Dataset extract:
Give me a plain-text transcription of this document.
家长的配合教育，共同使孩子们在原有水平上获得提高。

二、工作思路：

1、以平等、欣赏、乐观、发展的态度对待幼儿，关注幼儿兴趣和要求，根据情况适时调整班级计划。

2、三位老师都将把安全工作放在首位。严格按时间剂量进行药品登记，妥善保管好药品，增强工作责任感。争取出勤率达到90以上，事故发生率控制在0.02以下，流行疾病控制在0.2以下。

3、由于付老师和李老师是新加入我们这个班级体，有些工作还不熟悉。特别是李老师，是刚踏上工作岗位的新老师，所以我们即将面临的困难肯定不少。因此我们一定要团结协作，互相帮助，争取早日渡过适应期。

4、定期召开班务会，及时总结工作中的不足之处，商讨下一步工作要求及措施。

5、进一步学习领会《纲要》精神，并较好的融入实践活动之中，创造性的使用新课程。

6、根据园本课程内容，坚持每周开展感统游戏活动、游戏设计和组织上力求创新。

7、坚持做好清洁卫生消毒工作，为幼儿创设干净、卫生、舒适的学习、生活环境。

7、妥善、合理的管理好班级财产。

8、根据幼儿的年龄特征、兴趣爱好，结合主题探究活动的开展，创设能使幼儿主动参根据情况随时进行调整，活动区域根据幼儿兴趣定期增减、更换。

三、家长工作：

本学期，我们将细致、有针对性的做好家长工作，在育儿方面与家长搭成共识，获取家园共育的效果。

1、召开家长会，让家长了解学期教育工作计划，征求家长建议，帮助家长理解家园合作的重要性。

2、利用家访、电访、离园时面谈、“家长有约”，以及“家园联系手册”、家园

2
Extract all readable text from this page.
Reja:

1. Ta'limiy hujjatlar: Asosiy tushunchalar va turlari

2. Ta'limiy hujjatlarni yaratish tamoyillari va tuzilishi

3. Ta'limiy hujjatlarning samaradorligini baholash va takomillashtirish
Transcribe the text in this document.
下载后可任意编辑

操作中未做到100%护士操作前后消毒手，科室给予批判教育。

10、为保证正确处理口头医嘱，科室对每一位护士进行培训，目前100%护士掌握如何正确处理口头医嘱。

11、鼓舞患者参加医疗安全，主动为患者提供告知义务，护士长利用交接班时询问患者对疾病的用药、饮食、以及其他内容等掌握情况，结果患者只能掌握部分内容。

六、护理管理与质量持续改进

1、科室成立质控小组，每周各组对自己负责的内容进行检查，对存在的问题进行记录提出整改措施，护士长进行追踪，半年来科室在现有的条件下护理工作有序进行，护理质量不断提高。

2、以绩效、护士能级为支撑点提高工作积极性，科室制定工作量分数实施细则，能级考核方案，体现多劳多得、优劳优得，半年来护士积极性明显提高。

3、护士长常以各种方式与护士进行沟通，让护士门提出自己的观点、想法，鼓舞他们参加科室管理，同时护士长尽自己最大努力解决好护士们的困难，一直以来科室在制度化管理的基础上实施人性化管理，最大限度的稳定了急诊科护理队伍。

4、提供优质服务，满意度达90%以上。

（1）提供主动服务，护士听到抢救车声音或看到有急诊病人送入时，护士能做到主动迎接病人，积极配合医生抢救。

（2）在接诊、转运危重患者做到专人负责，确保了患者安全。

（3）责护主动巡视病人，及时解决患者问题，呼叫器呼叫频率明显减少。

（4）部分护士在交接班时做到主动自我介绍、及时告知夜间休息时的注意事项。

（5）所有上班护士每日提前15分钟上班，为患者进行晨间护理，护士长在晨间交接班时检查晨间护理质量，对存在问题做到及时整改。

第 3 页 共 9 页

Task to carry out: Extract each line of the listing above, copying it word for word.

Exercise answer:
Give me a plain-text transcription of this document.
家长的配合教育，共同使孩子们在原有水平上获得提高。

二、工作思路：

1、以平等、欣赏、乐观、发展的态度对待幼儿，关注幼儿兴趣和要求，根据情况适时调整班级计划。

2、三位老师都将把安全工作放在首位。严格按时间剂量进行药品登记，妥善保管好药品，增强工作责任感。争取出勤率达到90以上，事故发生率控制在0.02以下，流行疾病控制在0.2以下。

3、由于付老师和李老师是新加入我们这个班级体，有些工作还不熟悉。特别是李老师，是刚踏上工作岗位的新老师，所以我们即将面临的困难肯定不少。因此我们一定要团结协作，互相帮助，争取早日渡过适应期。

4、定期召开班务会，及时总结工作中的不足之处，商讨下一步工作要求及措施。

5、进一步学习领会《纲要》精神，并较好的融入实践活动之中，创造性的使用新课程。

6、根据园本课程内容，坚持每周开展感统游戏活动、游戏设计和组织上力求创新。

7、坚持做好清洁卫生消毒工作，为幼儿创设干净、卫生、舒适的学习、生活环境。

7、妥善、合理的管理好班级财产。

8、根据幼儿的年龄特征、兴趣爱好，结合主题探究活动的开展，创设能使幼儿主动参根据情况随时进行调整，活动区域根据幼儿兴趣定期增减、更换。

三、家长工作：

本学期，我们将细致、有针对性的做好家长工作，在育儿方面与家长搭成共识，获取家园共育的效果。

1、召开家长会，让家长了解学期教育工作计划，征求家长建议，帮助家长理解家园合作的重要性。

2、利用家访、电访、离园时面谈、“家长有约”，以及“家园联系手册”、家园

2
Extract all readable text from this page.
Reja:

1. Ta'limiy hujjatlar: Asosiy tushunchalar va turlari

2. Ta'limiy hujjatlarni yaratish tamoyillari va tuzilishi

3. Ta'limiy hujjatlarning samaradorligini baholash va takomillashtirish
Transcribe the text in this document.
下载后可任意编辑

操作中未做到100%护士操作前后消毒手，科室给予批判教育。

10、为保证正确处理口头医嘱，科室对每一位护士进行培训，目前100%护士掌握如何正确处理口头医嘱。

11、鼓舞患者参加医疗安全，主动为患者提供告知义务，护士长利用交接班时询问患者对疾病的用药、饮食、以及其他内容等掌握情况，结果患者只能掌握部分内容。

六、护理管理与质量持续改进

1、科室成立质控小组，每周各组对自己负责的内容进行检查，对存在的问题进行记录提出整改措施，护士长进行追踪，半年来科室在现有的条件下护理工作有序进行，护理质量不断提高。

2、以绩效、护士能级为支撑点提高工作积极性，科室制定工作量分数实施细则，能级考核方案，体现多劳多得、优劳优得，半年来护士积极性明显提高。

3、护士长常以各种方式与护士进行沟通，让护士门提出自己的观点、想法，鼓舞他们参加科室管理，同时护士长尽自己最大努力解决好护士们的困难，一直以来科室在制度化管理的基础上实施人性化管理，最大限度的稳定了急诊科护理队伍。

4、提供优质服务，满意度达90%以上。

（1）提供主动服务，护士听到抢救车声音或看到有急诊病人送入时，护士能做到主动迎接病人，积极配合医生抢救。

（2）在接诊、转运危重患者做到专人负责，确保了患者安全。

（3）责护主动巡视病人，及时解决患者问题，呼叫器呼叫频率明显减少。

（4）部分护士在交接班时做到主动自我介绍、及时告知夜间休息时的注意事项。

（5）所有上班护士每日提前15分钟上班，为患者进行晨间护理，护士长在晨间交接班时检查晨间护理质量，对存在问题做到及时整改。

第 3 页 共 9 页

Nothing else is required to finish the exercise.